▶ **DATA RECORDS**:
......
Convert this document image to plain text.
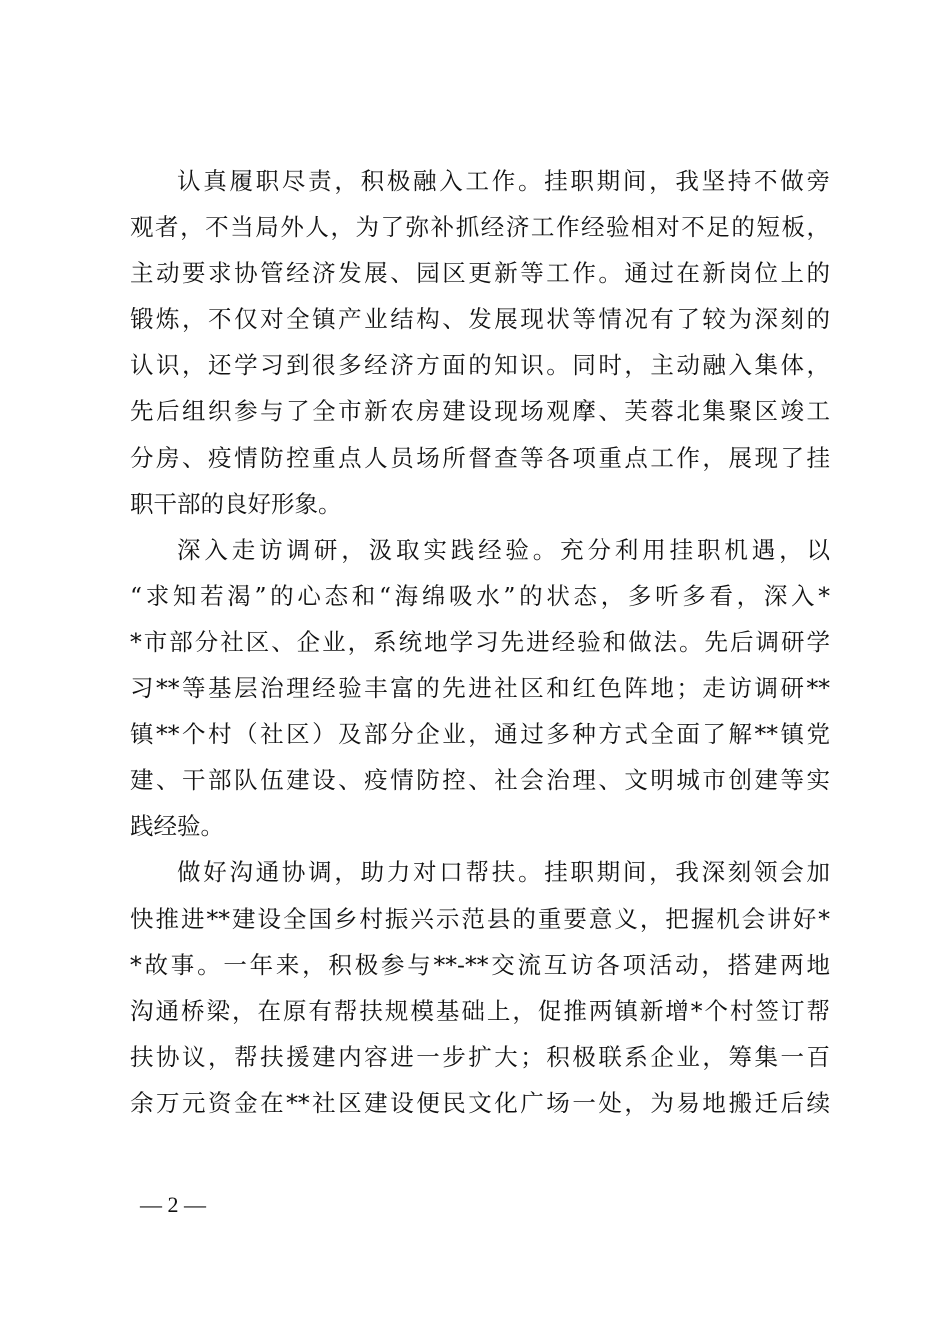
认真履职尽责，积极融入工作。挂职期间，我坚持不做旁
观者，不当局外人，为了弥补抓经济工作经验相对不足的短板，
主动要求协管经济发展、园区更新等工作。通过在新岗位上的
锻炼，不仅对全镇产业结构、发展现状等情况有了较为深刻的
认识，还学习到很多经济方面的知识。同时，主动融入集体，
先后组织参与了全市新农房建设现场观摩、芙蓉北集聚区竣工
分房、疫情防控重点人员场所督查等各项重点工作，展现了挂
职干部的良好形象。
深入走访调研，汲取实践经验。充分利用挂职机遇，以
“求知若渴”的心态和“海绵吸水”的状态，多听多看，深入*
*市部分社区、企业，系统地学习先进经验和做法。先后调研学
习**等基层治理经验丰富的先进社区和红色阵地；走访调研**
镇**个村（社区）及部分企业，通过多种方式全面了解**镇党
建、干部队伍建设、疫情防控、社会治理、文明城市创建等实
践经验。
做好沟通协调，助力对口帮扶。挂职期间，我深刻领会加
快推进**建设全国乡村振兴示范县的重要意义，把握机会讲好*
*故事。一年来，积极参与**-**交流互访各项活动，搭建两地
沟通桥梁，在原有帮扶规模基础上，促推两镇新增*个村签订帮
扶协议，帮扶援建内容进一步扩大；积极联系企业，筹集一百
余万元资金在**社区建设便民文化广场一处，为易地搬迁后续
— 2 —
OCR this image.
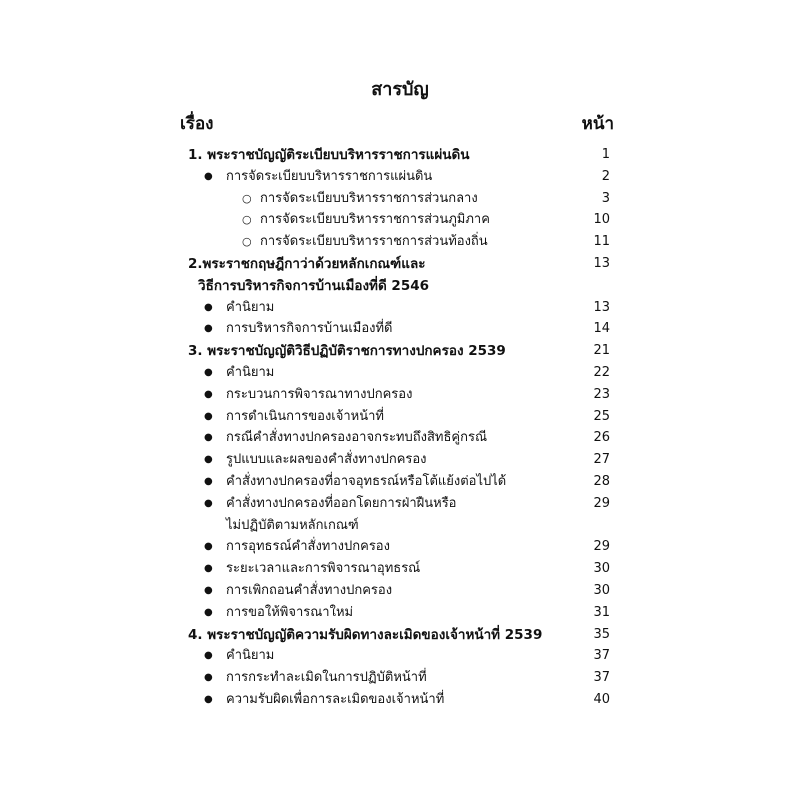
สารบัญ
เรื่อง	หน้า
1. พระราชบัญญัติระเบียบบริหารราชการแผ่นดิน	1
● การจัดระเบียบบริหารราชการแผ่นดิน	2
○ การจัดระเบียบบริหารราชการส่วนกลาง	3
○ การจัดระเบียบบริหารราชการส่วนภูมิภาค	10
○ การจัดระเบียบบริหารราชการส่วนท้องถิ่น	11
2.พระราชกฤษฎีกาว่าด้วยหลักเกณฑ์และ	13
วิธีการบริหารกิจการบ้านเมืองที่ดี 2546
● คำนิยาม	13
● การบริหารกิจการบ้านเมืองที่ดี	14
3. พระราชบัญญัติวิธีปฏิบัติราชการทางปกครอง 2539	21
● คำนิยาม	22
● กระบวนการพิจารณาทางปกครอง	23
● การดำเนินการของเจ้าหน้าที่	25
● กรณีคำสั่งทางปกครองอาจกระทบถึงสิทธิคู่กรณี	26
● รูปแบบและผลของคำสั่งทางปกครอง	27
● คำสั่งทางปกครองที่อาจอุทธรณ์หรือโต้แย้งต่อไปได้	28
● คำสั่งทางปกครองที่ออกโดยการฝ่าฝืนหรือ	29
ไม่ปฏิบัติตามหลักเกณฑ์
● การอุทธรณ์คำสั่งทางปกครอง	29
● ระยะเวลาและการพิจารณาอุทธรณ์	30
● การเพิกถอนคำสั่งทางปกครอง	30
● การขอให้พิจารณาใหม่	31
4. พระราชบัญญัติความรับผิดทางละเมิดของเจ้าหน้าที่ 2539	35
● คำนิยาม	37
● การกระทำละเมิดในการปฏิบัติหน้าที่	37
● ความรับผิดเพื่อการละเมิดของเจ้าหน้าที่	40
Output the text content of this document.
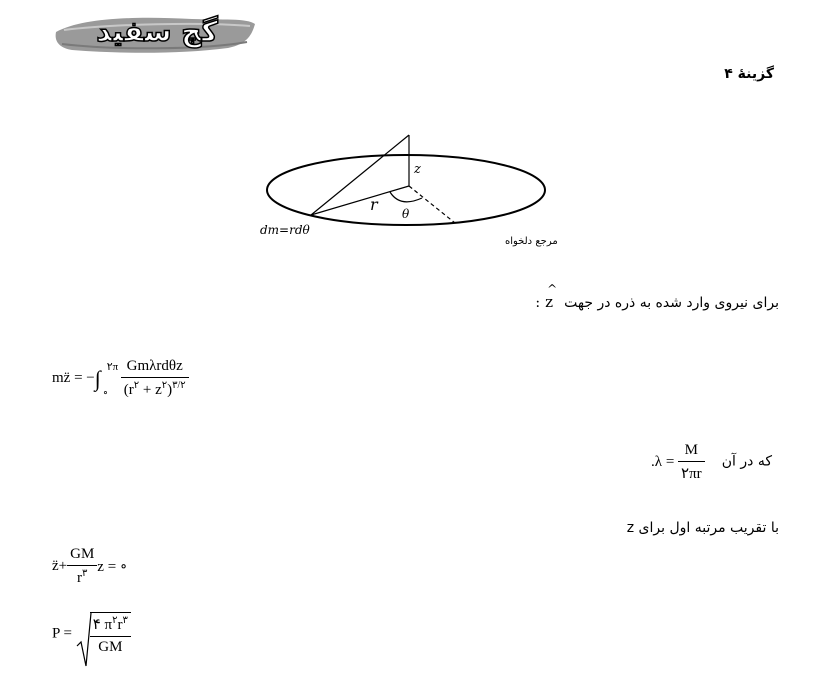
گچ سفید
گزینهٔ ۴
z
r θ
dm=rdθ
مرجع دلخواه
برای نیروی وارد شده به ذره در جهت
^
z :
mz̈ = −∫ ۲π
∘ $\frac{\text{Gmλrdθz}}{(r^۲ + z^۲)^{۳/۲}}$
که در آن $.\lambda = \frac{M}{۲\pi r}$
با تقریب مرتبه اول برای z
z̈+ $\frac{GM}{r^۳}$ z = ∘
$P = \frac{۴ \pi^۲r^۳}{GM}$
......
▶ **YOUR INSTRUCTIONS**:
Word for word, quote the full listing, omitting every picture.

▶ **REPLY**:
Convert this document image to plain text.
认真履职尽责，积极融入工作。挂职期间，我坚持不做旁
观者，不当局外人，为了弥补抓经济工作经验相对不足的短板，
主动要求协管经济发展、园区更新等工作。通过在新岗位上的
锻炼，不仅对全镇产业结构、发展现状等情况有了较为深刻的
认识，还学习到很多经济方面的知识。同时，主动融入集体，
先后组织参与了全市新农房建设现场观摩、芙蓉北集聚区竣工
分房、疫情防控重点人员场所督查等各项重点工作，展现了挂
职干部的良好形象。
深入走访调研，汲取实践经验。充分利用挂职机遇，以
“求知若渴”的心态和“海绵吸水”的状态，多听多看，深入*
*市部分社区、企业，系统地学习先进经验和做法。先后调研学
习**等基层治理经验丰富的先进社区和红色阵地；走访调研**
镇**个村（社区）及部分企业，通过多种方式全面了解**镇党
建、干部队伍建设、疫情防控、社会治理、文明城市创建等实
践经验。
做好沟通协调，助力对口帮扶。挂职期间，我深刻领会加
快推进**建设全国乡村振兴示范县的重要意义，把握机会讲好*
*故事。一年来，积极参与**-**交流互访各项活动，搭建两地
沟通桥梁，在原有帮扶规模基础上，促推两镇新增*个村签订帮
扶协议，帮扶援建内容进一步扩大；积极联系企业，筹集一百
余万元资金在**社区建设便民文化广场一处，为易地搬迁后续
— 2 —
OCR this image.
สารบัญ
เรื่อง	หน้า
1. พระราชบัญญัติระเบียบบริหารราชการแผ่นดิน	1
● การจัดระเบียบบริหารราชการแผ่นดิน	2
○ การจัดระเบียบบริหารราชการส่วนกลาง	3
○ การจัดระเบียบบริหารราชการส่วนภูมิภาค	10
○ การจัดระเบียบบริหารราชการส่วนท้องถิ่น	11
2.พระราชกฤษฎีกาว่าด้วยหลักเกณฑ์และ	13
วิธีการบริหารกิจการบ้านเมืองที่ดี 2546
● คำนิยาม	13
● การบริหารกิจการบ้านเมืองที่ดี	14
3. พระราชบัญญัติวิธีปฏิบัติราชการทางปกครอง 2539	21
● คำนิยาม	22
● กระบวนการพิจารณาทางปกครอง	23
● การดำเนินการของเจ้าหน้าที่	25
● กรณีคำสั่งทางปกครองอาจกระทบถึงสิทธิคู่กรณี	26
● รูปแบบและผลของคำสั่งทางปกครอง	27
● คำสั่งทางปกครองที่อาจอุทธรณ์หรือโต้แย้งต่อไปได้	28
● คำสั่งทางปกครองที่ออกโดยการฝ่าฝืนหรือ	29
ไม่ปฏิบัติตามหลักเกณฑ์
● การอุทธรณ์คำสั่งทางปกครอง	29
● ระยะเวลาและการพิจารณาอุทธรณ์	30
● การเพิกถอนคำสั่งทางปกครอง	30
● การขอให้พิจารณาใหม่	31
4. พระราชบัญญัติความรับผิดทางละเมิดของเจ้าหน้าที่ 2539	35
● คำนิยาม	37
● การกระทำละเมิดในการปฏิบัติหน้าที่	37
● ความรับผิดเพื่อการละเมิดของเจ้าหน้าที่	40
Output the text content of this document.
گچ سفید
گزینهٔ ۴
z
r θ
dm=rdθ
مرجع دلخواه
برای نیروی وارد شده به ذره در جهت
^
z :
mz̈ = −∫ ۲π
∘ $\frac{\text{Gmλrdθz}}{(r^۲ + z^۲)^{۳/۲}}$
که در آن $.\lambda = \frac{M}{۲\pi r}$
با تقریب مرتبه اول برای z
z̈+ $\frac{GM}{r^۳}$ z = ∘
$P = \frac{۴ \pi^۲r^۳}{GM}$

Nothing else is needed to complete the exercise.